* Begin *
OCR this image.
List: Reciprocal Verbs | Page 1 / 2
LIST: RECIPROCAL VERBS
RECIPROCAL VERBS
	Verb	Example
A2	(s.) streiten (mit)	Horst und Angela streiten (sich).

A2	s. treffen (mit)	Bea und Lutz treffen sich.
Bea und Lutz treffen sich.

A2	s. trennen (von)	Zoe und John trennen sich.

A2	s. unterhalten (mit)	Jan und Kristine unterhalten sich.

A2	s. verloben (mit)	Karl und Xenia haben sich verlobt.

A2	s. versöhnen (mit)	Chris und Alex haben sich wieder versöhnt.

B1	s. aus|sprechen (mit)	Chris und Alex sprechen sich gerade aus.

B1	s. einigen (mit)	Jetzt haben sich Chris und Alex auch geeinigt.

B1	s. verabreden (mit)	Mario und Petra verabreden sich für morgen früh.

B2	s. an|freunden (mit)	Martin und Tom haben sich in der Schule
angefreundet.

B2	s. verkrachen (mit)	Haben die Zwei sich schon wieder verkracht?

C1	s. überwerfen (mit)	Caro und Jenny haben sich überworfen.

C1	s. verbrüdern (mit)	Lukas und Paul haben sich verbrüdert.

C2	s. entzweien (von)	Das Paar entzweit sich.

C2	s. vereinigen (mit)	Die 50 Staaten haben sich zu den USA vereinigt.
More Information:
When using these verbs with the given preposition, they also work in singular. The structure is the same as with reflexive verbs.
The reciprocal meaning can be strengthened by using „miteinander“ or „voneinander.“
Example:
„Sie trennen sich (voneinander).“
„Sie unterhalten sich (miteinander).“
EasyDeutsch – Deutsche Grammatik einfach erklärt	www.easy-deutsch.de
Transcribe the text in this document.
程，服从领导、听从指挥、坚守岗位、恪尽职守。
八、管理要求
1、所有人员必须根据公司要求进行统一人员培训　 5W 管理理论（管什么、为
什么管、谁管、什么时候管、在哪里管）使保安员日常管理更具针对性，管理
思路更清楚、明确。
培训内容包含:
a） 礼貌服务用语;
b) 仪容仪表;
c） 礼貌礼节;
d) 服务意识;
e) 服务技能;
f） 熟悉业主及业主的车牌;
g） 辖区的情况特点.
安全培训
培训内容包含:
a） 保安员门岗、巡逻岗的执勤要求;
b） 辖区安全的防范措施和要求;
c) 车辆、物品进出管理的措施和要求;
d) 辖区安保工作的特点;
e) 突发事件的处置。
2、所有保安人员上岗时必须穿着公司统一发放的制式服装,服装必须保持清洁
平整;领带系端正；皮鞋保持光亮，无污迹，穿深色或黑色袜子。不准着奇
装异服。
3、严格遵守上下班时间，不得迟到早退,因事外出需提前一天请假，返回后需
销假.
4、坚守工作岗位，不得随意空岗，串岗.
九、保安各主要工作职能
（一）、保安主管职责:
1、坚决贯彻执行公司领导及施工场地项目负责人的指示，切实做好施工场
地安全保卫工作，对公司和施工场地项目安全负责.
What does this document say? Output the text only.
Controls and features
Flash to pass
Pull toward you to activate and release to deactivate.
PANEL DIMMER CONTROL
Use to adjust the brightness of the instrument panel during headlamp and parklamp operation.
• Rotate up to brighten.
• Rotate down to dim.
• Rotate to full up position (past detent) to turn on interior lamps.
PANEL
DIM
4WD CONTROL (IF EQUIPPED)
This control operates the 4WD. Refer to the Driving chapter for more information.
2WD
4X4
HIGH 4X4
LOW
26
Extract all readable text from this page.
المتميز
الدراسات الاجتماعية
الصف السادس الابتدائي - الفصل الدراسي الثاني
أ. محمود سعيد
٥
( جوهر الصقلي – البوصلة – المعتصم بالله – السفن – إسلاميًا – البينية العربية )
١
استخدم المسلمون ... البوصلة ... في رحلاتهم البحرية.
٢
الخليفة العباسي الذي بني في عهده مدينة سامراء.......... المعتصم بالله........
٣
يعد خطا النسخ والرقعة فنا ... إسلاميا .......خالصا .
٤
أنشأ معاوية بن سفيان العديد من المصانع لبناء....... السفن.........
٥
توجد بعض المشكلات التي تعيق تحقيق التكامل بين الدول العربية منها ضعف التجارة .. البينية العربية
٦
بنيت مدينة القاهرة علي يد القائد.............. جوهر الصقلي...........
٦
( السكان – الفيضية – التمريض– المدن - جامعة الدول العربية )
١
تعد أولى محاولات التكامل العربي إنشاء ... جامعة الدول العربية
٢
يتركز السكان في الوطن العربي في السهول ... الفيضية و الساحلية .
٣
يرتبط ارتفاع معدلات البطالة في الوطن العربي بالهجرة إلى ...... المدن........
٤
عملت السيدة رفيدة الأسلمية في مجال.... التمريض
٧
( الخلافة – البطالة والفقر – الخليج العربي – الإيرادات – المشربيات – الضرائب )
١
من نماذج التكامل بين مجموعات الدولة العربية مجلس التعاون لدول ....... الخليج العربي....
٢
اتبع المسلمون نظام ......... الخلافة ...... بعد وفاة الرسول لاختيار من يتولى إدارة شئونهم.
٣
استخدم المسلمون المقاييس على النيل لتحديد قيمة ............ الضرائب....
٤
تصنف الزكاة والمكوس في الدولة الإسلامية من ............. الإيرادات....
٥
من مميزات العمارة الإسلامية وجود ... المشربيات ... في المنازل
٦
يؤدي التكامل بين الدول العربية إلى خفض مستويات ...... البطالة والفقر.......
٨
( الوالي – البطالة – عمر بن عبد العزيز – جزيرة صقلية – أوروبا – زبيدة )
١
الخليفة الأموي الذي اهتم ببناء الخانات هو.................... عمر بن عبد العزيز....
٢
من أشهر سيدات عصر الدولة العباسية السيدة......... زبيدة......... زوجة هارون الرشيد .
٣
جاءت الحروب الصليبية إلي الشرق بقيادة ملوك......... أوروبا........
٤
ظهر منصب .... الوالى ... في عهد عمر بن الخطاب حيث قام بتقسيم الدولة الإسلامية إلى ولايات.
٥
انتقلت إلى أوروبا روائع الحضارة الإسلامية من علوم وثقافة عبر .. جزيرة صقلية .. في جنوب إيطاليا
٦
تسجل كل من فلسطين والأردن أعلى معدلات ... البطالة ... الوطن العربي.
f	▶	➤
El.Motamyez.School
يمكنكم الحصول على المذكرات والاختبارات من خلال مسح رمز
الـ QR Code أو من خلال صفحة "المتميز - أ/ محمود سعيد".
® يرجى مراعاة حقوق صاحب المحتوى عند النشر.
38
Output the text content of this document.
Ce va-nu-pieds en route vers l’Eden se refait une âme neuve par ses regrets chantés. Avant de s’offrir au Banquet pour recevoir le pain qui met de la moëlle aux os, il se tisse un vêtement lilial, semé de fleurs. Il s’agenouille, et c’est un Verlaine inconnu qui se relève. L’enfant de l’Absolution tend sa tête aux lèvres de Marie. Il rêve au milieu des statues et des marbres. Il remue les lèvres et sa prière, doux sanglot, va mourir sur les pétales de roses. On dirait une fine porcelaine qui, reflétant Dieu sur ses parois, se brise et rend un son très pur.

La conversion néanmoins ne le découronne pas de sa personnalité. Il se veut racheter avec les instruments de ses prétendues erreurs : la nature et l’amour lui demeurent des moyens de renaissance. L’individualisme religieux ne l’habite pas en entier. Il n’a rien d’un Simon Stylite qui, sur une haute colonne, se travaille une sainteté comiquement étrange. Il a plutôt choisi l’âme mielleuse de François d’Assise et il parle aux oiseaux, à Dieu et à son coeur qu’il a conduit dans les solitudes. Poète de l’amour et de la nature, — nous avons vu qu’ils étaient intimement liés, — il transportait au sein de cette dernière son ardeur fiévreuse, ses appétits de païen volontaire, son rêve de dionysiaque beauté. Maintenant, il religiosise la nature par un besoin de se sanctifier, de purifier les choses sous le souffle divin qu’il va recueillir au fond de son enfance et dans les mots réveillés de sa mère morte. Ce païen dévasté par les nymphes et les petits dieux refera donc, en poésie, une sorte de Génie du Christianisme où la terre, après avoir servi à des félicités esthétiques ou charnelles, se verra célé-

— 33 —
* End *
(Exercise requirements):
In the records shown above, how many lines include the word "الخليج"? Answer with the number only.

(Exercise result):
2